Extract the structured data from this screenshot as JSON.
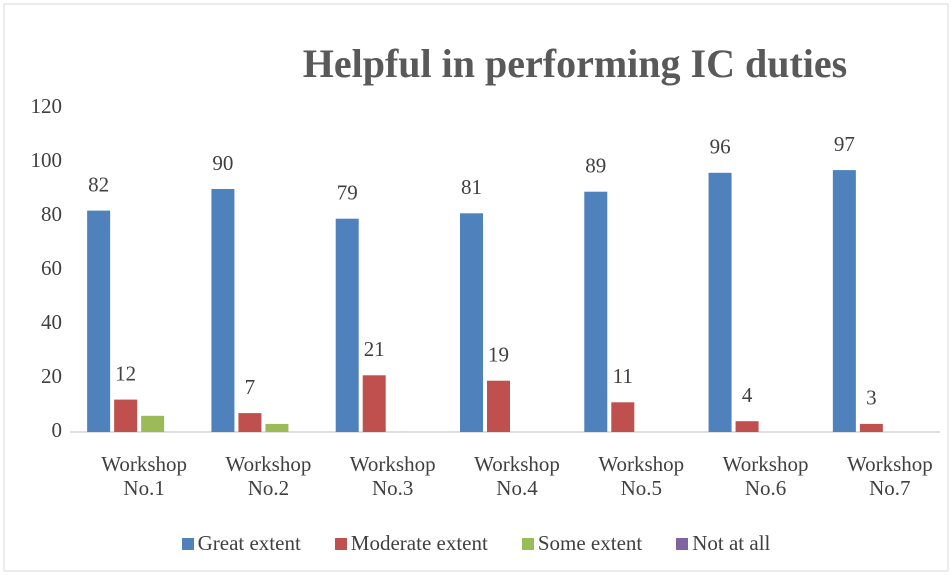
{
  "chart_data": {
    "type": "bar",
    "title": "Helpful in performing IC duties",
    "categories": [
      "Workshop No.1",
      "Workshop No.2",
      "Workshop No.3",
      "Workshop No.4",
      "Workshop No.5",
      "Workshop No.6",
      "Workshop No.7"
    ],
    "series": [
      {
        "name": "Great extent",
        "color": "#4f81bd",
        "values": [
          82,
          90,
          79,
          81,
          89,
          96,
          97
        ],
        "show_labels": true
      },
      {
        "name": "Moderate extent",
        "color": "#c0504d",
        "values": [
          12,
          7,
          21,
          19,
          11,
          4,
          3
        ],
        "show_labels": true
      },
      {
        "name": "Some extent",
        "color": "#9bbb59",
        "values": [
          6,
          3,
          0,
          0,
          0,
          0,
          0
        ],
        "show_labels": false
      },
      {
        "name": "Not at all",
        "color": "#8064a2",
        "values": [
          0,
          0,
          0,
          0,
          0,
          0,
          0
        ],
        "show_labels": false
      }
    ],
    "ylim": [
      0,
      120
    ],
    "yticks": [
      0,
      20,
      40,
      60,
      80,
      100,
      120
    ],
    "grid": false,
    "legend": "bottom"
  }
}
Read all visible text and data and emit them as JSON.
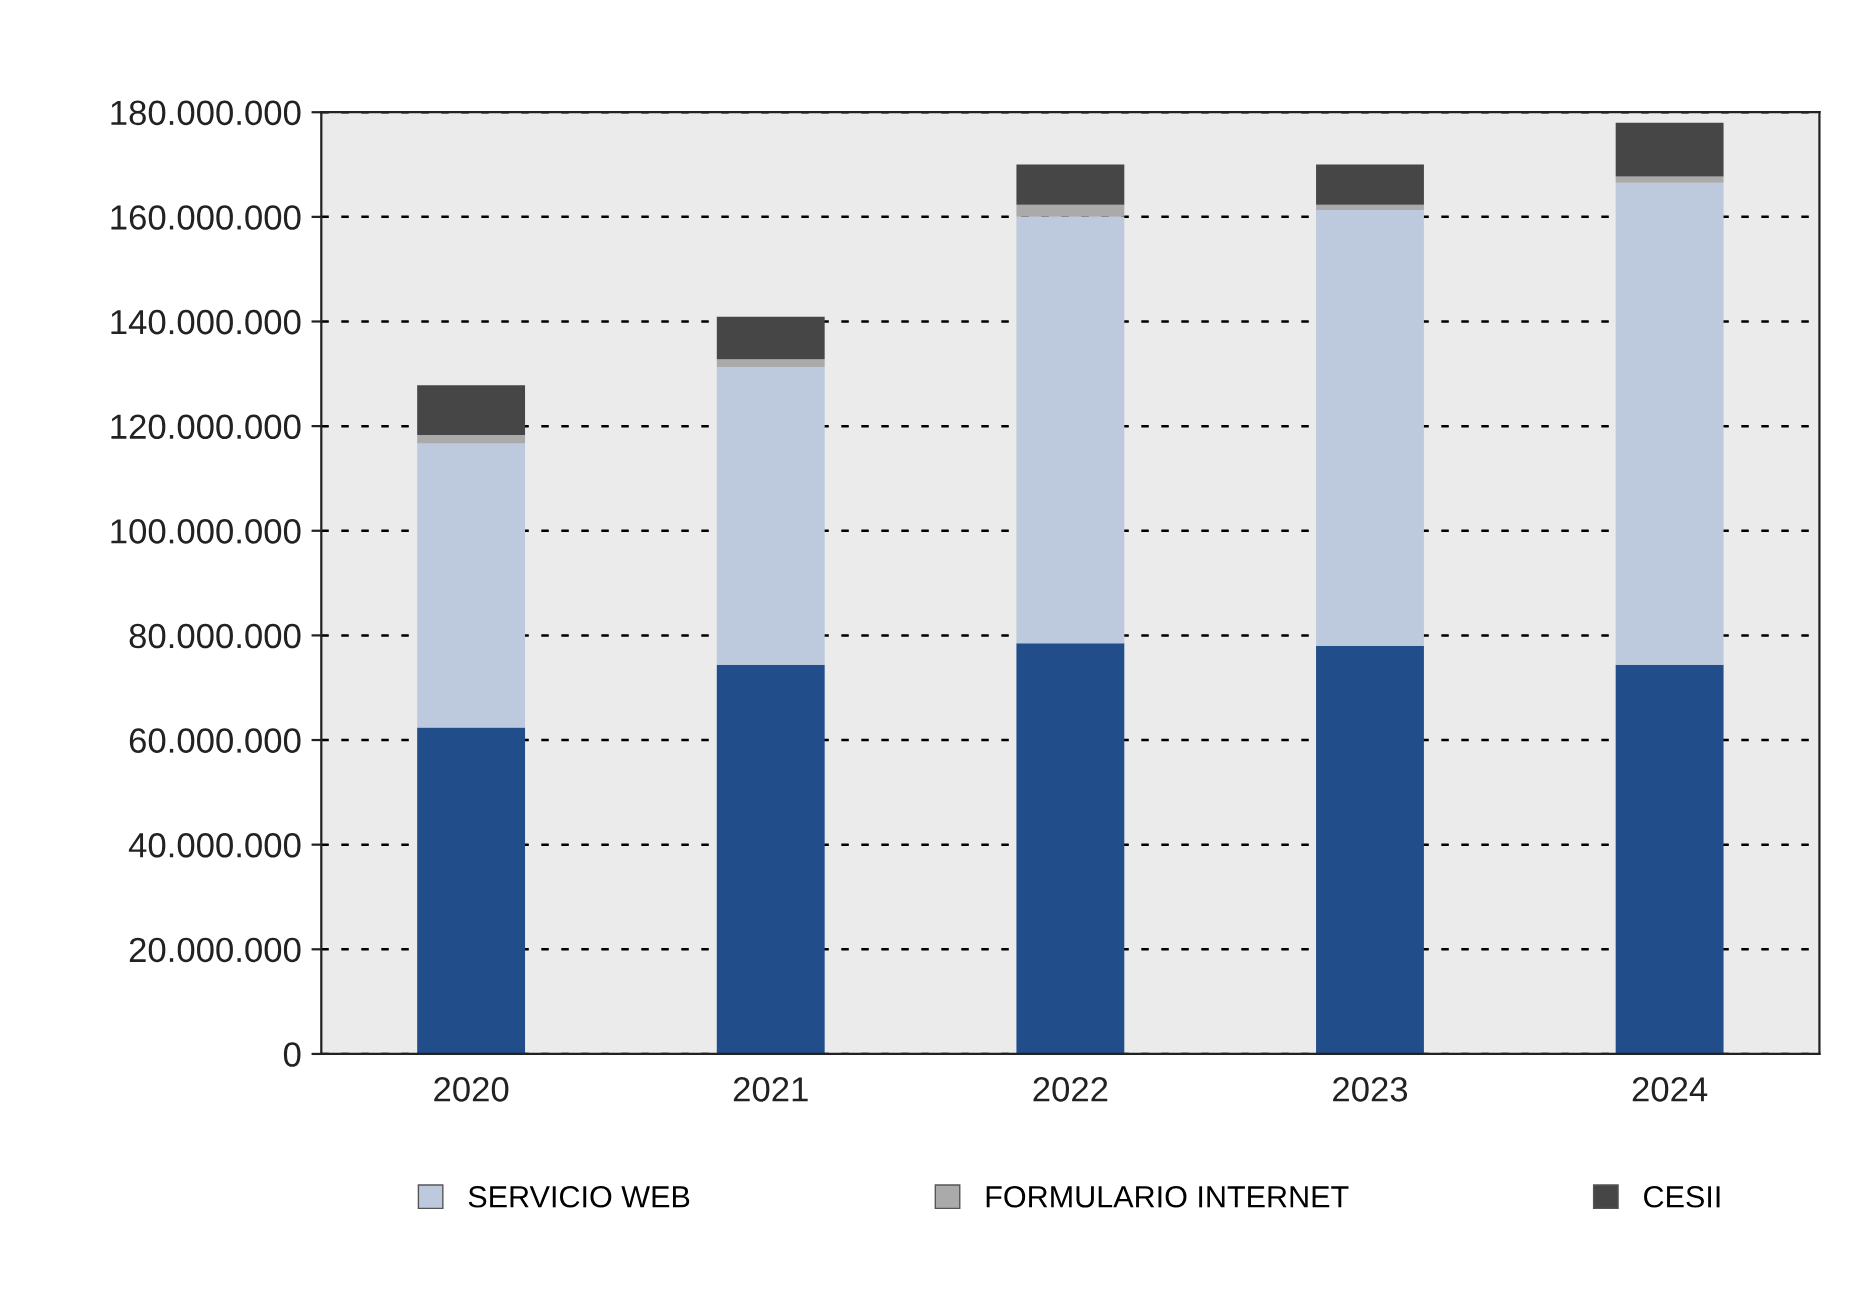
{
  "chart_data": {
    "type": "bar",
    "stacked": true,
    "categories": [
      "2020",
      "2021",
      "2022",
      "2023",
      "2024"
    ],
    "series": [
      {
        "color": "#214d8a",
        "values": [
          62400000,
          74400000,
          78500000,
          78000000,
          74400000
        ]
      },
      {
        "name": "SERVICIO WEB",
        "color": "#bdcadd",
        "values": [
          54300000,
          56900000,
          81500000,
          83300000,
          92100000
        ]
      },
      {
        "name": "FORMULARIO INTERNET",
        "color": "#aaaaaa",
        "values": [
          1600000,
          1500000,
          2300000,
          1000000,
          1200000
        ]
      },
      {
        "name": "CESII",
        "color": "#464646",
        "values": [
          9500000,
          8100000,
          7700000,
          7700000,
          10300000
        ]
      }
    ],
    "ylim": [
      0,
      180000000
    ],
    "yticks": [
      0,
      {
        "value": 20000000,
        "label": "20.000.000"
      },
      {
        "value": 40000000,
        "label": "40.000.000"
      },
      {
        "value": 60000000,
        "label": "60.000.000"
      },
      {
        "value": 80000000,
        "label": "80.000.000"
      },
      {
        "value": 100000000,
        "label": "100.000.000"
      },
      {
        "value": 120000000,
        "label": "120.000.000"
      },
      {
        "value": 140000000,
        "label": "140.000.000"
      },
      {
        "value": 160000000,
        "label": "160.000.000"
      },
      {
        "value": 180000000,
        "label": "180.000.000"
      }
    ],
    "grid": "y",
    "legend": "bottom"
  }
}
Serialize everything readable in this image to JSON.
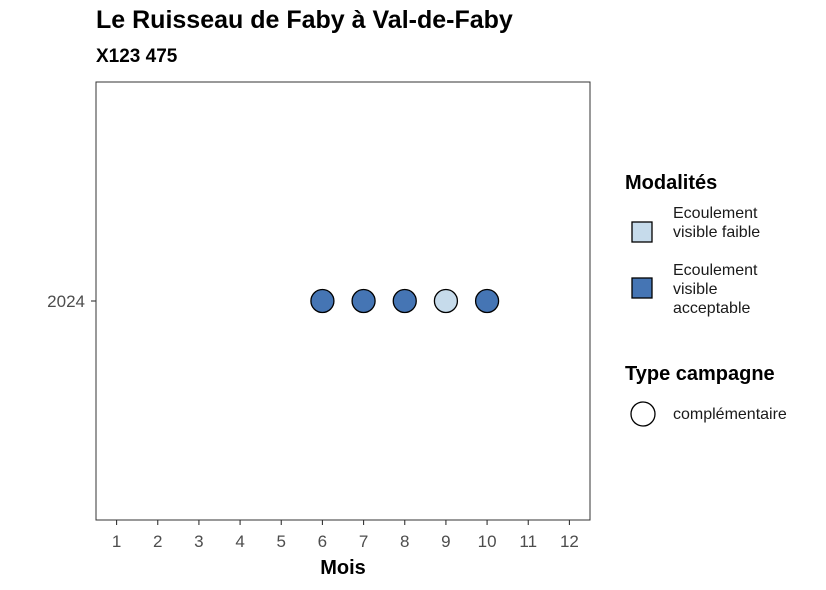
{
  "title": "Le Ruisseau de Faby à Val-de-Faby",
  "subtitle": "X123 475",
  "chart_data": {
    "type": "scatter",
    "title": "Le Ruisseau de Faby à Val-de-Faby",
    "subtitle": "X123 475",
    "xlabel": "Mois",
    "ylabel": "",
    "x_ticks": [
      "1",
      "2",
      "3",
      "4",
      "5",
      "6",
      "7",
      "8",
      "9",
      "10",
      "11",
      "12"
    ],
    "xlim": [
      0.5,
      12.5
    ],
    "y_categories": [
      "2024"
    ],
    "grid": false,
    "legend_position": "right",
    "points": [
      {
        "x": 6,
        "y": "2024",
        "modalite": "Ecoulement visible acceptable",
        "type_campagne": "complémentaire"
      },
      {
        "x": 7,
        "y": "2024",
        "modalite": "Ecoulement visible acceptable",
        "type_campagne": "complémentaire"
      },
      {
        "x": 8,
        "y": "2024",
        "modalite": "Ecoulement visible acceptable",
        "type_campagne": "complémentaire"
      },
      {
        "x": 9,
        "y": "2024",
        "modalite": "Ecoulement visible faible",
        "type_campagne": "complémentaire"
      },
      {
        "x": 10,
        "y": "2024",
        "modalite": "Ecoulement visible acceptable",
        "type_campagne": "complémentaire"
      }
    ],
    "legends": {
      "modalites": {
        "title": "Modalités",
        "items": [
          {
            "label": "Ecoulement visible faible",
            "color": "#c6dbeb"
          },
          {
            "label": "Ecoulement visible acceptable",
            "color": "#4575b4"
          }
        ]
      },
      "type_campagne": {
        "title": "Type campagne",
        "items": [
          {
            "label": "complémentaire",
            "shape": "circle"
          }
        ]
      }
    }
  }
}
○ ○ ○
= Written instruction =
From the listing above, pick out every line containing "Faby".

= Solved problem =
  "title": "Le Ruisseau de Faby à Val-de-Faby",
    "title": "Le Ruisseau de Faby à Val-de-Faby",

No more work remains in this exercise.